** Start of DATA FOR PROCESSING **

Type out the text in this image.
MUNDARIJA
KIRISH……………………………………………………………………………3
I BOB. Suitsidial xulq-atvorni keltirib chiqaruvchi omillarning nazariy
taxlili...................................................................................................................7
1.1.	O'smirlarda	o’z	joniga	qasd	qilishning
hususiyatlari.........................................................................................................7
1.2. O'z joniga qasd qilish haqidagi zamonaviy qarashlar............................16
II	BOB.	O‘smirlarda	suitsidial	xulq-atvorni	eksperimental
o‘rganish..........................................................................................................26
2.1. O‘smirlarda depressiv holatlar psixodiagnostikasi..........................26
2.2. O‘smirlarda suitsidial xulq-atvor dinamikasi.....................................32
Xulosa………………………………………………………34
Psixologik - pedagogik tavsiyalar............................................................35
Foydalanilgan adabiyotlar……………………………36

** End of DATA FOR PROCESSING **
** Start of DATA FOR PROCESSING **

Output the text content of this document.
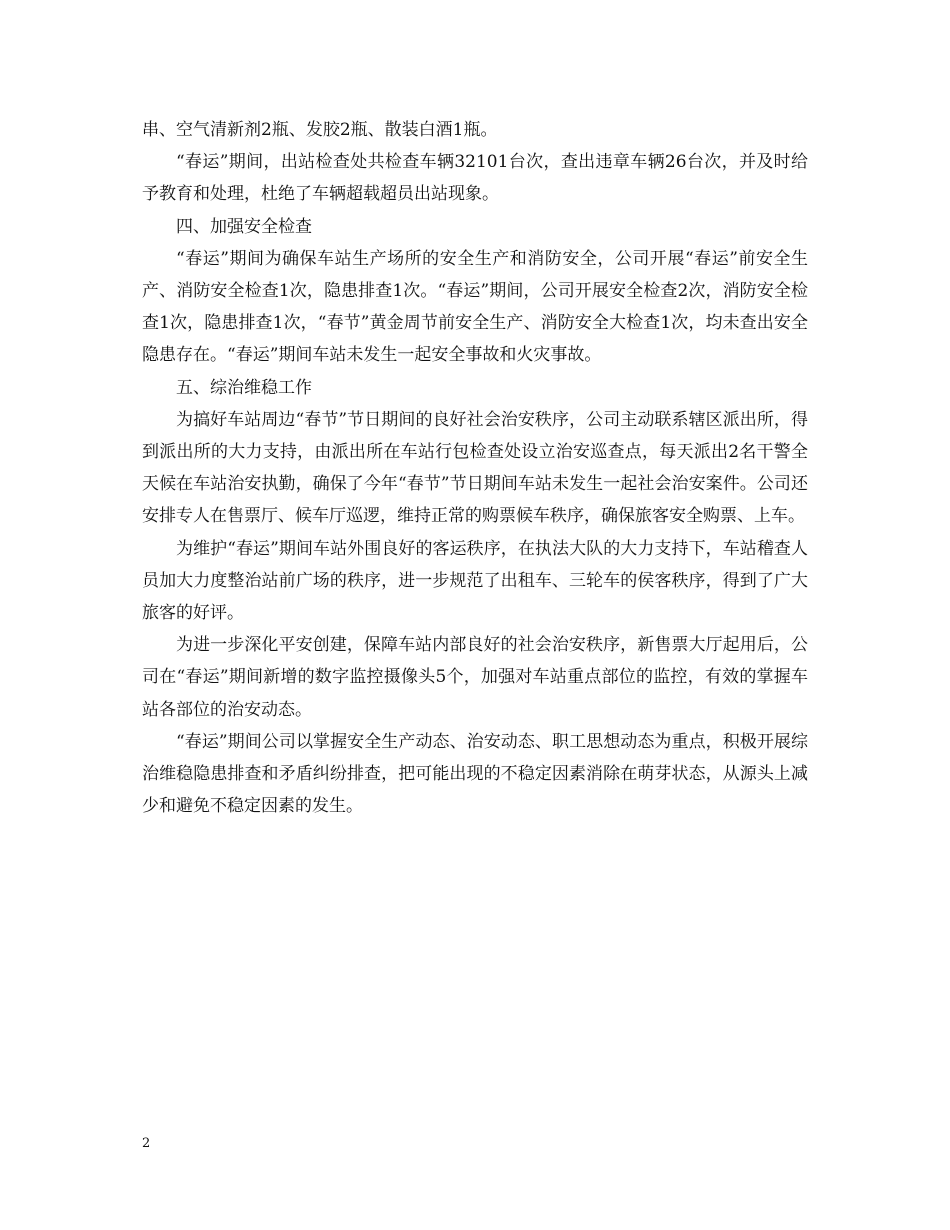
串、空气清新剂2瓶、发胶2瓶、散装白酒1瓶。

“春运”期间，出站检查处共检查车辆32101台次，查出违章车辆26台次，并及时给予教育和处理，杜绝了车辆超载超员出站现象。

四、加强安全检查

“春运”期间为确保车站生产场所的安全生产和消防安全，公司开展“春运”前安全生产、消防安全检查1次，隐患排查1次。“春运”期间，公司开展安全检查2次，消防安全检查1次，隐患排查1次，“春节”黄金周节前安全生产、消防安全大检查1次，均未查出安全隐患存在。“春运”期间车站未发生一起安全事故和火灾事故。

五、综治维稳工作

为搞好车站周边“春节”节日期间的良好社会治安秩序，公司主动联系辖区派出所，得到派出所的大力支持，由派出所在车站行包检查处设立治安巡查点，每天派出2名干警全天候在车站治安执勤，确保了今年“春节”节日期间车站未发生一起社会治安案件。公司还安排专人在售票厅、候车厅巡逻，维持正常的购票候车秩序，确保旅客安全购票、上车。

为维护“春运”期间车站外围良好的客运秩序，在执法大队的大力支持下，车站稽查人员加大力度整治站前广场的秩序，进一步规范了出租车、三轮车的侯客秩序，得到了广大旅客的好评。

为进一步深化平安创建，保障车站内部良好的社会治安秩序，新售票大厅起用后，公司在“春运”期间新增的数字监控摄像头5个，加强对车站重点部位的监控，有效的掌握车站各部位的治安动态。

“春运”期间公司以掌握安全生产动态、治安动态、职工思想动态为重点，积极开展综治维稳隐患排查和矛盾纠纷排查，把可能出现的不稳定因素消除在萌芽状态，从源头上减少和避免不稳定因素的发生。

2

** End of DATA FOR PROCESSING **

TASK DIRECTIONS:
Only a number is wanted: how many lines of the material include the word "joniga".

FULL OUTPUT:
2